__THE PROBLEM__:
The required result is the exact run of lines beginning at the one containing "Type out the text in this image." and ending at the last line of the entries.

----

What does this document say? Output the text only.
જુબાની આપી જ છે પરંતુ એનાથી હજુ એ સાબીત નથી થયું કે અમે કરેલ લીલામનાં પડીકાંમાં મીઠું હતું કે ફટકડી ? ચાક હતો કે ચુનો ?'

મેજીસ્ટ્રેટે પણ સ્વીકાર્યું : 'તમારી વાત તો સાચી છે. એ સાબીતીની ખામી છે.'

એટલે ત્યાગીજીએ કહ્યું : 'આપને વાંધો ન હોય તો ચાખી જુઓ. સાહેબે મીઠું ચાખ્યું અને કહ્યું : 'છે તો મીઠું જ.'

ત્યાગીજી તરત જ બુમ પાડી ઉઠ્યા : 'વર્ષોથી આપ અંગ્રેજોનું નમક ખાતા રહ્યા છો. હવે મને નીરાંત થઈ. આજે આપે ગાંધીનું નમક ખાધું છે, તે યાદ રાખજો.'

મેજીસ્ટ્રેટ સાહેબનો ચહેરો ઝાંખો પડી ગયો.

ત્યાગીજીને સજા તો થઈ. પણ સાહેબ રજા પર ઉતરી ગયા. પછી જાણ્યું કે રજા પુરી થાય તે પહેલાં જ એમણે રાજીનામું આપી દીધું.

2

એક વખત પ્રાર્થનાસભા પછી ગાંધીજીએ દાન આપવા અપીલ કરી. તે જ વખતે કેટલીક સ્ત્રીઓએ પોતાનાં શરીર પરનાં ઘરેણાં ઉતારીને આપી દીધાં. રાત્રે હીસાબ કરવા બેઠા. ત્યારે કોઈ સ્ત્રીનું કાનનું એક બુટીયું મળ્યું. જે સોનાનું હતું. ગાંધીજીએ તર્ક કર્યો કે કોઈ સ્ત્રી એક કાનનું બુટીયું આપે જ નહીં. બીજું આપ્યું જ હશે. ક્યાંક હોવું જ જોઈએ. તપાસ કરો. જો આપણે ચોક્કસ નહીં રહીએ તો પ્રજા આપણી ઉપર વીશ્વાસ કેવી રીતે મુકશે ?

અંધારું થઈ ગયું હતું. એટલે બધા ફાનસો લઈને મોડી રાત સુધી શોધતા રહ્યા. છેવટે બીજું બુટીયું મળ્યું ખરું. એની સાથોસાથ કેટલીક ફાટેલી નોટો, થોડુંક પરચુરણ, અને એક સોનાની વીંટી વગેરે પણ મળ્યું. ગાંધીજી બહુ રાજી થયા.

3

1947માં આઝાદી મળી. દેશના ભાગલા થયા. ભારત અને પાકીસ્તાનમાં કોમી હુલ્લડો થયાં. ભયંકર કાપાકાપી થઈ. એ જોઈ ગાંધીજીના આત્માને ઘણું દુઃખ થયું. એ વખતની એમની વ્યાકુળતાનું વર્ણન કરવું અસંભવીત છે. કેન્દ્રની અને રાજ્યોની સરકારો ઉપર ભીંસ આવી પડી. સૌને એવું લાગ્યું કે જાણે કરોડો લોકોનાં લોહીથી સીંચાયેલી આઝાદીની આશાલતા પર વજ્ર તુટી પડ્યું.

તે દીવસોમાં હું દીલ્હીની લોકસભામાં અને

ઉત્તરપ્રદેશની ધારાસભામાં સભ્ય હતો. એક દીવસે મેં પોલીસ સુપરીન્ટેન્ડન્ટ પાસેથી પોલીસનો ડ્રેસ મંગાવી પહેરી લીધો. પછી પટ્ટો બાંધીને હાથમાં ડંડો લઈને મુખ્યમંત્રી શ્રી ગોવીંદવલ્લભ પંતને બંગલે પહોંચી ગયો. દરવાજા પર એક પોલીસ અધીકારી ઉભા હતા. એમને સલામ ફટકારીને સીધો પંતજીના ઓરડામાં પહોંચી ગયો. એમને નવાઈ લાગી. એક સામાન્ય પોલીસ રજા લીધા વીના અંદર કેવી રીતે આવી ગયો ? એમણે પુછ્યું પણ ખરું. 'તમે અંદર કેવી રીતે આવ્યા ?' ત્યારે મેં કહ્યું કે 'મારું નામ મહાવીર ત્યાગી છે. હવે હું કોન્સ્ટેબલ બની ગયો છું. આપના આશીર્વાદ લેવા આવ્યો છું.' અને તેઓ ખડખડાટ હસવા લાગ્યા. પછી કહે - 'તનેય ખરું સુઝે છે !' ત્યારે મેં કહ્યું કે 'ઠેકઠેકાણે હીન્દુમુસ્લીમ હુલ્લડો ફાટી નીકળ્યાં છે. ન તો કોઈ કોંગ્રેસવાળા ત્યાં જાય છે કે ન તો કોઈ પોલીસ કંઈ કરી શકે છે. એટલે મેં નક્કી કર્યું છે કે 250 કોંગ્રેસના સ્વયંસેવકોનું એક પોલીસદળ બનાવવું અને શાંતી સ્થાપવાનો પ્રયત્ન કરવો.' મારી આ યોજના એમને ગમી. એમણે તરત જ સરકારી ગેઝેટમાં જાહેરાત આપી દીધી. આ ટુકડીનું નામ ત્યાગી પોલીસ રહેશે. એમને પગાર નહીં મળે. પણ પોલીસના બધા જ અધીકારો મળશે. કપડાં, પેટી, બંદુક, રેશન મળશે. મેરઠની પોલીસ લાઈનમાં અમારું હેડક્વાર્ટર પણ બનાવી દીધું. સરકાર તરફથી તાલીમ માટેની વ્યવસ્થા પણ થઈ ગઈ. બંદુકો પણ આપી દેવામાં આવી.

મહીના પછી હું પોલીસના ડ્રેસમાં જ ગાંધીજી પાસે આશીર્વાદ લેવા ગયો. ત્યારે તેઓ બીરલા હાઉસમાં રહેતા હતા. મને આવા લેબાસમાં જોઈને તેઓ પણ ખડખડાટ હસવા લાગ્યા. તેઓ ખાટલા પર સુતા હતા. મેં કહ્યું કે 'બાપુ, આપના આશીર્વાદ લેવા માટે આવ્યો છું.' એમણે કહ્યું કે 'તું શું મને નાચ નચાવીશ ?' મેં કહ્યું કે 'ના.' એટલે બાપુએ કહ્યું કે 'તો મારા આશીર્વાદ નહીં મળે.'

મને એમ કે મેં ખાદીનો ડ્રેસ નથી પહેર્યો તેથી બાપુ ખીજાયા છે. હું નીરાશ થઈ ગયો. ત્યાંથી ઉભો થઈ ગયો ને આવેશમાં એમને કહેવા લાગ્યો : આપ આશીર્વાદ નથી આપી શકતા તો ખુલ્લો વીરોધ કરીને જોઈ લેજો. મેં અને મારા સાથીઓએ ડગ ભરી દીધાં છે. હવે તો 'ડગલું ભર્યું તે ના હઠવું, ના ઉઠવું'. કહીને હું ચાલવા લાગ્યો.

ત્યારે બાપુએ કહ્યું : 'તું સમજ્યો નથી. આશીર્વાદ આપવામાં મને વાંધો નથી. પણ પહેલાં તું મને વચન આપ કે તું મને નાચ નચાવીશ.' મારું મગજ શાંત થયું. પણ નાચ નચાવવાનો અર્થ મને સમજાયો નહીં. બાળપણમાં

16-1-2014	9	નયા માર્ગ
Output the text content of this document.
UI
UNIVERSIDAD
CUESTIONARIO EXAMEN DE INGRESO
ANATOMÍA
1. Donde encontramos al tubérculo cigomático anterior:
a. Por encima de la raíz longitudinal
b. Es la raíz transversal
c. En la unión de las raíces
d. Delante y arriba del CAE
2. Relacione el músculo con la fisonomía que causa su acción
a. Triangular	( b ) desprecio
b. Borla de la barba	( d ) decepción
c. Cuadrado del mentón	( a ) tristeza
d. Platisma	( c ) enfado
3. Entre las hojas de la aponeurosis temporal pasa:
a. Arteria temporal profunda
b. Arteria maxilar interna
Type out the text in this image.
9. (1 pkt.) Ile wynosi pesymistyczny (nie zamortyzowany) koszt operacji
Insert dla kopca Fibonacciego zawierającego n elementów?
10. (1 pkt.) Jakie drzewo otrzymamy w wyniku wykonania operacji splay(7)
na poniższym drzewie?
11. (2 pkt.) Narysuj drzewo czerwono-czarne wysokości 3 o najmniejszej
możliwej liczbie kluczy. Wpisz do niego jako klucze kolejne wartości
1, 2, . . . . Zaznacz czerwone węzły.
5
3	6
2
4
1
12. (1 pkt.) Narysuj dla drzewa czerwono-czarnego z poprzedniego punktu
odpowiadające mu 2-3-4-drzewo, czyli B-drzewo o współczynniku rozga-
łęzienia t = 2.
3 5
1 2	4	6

----

__CORRECT OUTPUT__:
Type out the text in this image.
9. (1 pkt.) Ile wynosi pesymistyczny (nie zamortyzowany) koszt operacji
Insert dla kopca Fibonacciego zawierającego n elementów?
10. (1 pkt.) Jakie drzewo otrzymamy w wyniku wykonania operacji splay(7)
na poniższym drzewie?
11. (2 pkt.) Narysuj drzewo czerwono-czarne wysokości 3 o najmniejszej
możliwej liczbie kluczy. Wpisz do niego jako klucze kolejne wartości
1, 2, . . . . Zaznacz czerwone węzły.
5
3	6
2
4
1
12. (1 pkt.) Narysuj dla drzewa czerwono-czarnego z poprzedniego punktu
odpowiadające mu 2-3-4-drzewo, czyli B-drzewo o współczynniku rozga-
łęzienia t = 2.
3 5
1 2	4	6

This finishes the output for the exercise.